• Do this
Copy the data from its first line through the line containing "family-education-label: 家庭教育 [346,360,378,369]", including both of those lines, and keep every line unchanged.
—————
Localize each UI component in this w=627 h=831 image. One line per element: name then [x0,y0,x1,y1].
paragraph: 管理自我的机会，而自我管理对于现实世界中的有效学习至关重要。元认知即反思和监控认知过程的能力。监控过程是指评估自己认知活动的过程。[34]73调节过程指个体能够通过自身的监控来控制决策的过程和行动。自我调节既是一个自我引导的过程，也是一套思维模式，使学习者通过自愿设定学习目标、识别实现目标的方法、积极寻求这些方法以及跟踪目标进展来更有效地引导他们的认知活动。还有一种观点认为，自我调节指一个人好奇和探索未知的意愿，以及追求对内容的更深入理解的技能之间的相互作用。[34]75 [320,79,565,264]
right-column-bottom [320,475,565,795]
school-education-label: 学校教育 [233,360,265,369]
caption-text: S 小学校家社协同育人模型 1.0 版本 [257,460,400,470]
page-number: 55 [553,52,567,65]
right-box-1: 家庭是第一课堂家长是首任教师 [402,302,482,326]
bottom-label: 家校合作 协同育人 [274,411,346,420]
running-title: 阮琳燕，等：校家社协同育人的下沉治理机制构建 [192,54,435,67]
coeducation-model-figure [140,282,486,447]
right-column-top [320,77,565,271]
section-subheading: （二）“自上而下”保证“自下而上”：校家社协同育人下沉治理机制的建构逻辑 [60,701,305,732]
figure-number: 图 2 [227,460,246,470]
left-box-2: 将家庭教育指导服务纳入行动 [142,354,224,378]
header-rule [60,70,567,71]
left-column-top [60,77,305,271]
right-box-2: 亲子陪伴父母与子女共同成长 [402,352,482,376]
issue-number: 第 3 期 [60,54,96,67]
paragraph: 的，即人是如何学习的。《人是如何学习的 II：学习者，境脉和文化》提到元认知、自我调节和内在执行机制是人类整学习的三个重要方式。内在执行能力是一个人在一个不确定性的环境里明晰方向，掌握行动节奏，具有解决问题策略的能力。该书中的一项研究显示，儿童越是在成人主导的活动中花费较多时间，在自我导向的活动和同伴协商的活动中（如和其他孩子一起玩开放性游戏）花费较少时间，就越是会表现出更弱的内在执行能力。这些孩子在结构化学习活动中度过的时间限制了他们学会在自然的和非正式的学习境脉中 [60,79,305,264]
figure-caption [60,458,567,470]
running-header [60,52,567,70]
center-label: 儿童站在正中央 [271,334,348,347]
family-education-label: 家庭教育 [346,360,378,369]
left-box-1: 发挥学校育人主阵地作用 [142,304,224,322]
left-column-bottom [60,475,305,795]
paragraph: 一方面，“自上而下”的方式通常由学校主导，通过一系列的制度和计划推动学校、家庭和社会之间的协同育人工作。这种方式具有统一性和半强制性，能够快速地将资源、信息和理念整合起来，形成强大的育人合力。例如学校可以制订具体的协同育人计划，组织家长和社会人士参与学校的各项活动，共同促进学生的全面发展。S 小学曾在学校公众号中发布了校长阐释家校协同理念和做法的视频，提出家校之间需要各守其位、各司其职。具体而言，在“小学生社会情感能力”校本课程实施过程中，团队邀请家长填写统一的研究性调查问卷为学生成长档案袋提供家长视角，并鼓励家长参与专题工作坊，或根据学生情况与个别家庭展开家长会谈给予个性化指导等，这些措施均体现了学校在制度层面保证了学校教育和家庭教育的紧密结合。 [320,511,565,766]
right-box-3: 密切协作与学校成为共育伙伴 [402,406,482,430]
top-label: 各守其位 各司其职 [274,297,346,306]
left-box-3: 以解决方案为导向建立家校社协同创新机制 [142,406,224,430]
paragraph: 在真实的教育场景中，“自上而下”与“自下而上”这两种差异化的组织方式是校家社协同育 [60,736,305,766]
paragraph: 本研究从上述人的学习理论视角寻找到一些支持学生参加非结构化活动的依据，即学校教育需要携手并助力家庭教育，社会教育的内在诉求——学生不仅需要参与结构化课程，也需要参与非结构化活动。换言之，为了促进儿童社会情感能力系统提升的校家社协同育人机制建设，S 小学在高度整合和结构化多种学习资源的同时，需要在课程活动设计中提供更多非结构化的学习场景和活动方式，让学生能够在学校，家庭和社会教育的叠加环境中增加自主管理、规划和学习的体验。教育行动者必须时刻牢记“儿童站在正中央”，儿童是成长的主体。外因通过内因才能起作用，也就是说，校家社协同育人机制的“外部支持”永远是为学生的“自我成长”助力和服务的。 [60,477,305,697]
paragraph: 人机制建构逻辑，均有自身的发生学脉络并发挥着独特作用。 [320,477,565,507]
—————
• Task answer
Localize each UI component in this w=627 h=831 image. One line per element: name then [x0,y0,x1,y1].
paragraph: 管理自我的机会，而自我管理对于现实世界中的有效学习至关重要。元认知即反思和监控认知过程的能力。监控过程是指评估自己认知活动的过程。[34]73调节过程指个体能够通过自身的监控来控制决策的过程和行动。自我调节既是一个自我引导的过程，也是一套思维模式，使学习者通过自愿设定学习目标、识别实现目标的方法、积极寻求这些方法以及跟踪目标进展来更有效地引导他们的认知活动。还有一种观点认为，自我调节指一个人好奇和探索未知的意愿，以及追求对内容的更深入理解的技能之间的相互作用。[34]75 [320,79,565,264]
right-column-bottom [320,475,565,795]
school-education-label: 学校教育 [233,360,265,369]
caption-text: S 小学校家社协同育人模型 1.0 版本 [257,460,400,470]
page-number: 55 [553,52,567,65]
right-box-1: 家庭是第一课堂家长是首任教师 [402,302,482,326]
bottom-label: 家校合作 协同育人 [274,411,346,420]
running-title: 阮琳燕，等：校家社协同育人的下沉治理机制构建 [192,54,435,67]
coeducation-model-figure [140,282,486,447]
right-column-top [320,77,565,271]
section-subheading: （二）“自上而下”保证“自下而上”：校家社协同育人下沉治理机制的建构逻辑 [60,701,305,732]
figure-number: 图 2 [227,460,246,470]
left-box-2: 将家庭教育指导服务纳入行动 [142,354,224,378]
header-rule [60,70,567,71]
left-column-top [60,77,305,271]
right-box-2: 亲子陪伴父母与子女共同成长 [402,352,482,376]
issue-number: 第 3 期 [60,54,96,67]
paragraph: 的，即人是如何学习的。《人是如何学习的 II：学习者，境脉和文化》提到元认知、自我调节和内在执行机制是人类整学习的三个重要方式。内在执行能力是一个人在一个不确定性的环境里明晰方向，掌握行动节奏，具有解决问题策略的能力。该书中的一项研究显示，儿童越是在成人主导的活动中花费较多时间，在自我导向的活动和同伴协商的活动中（如和其他孩子一起玩开放性游戏）花费较少时间，就越是会表现出更弱的内在执行能力。这些孩子在结构化学习活动中度过的时间限制了他们学会在自然的和非正式的学习境脉中 [60,79,305,264]
figure-caption [60,458,567,470]
running-header [60,52,567,70]
center-label: 儿童站在正中央 [271,334,348,347]
family-education-label: 家庭教育 [346,360,378,369]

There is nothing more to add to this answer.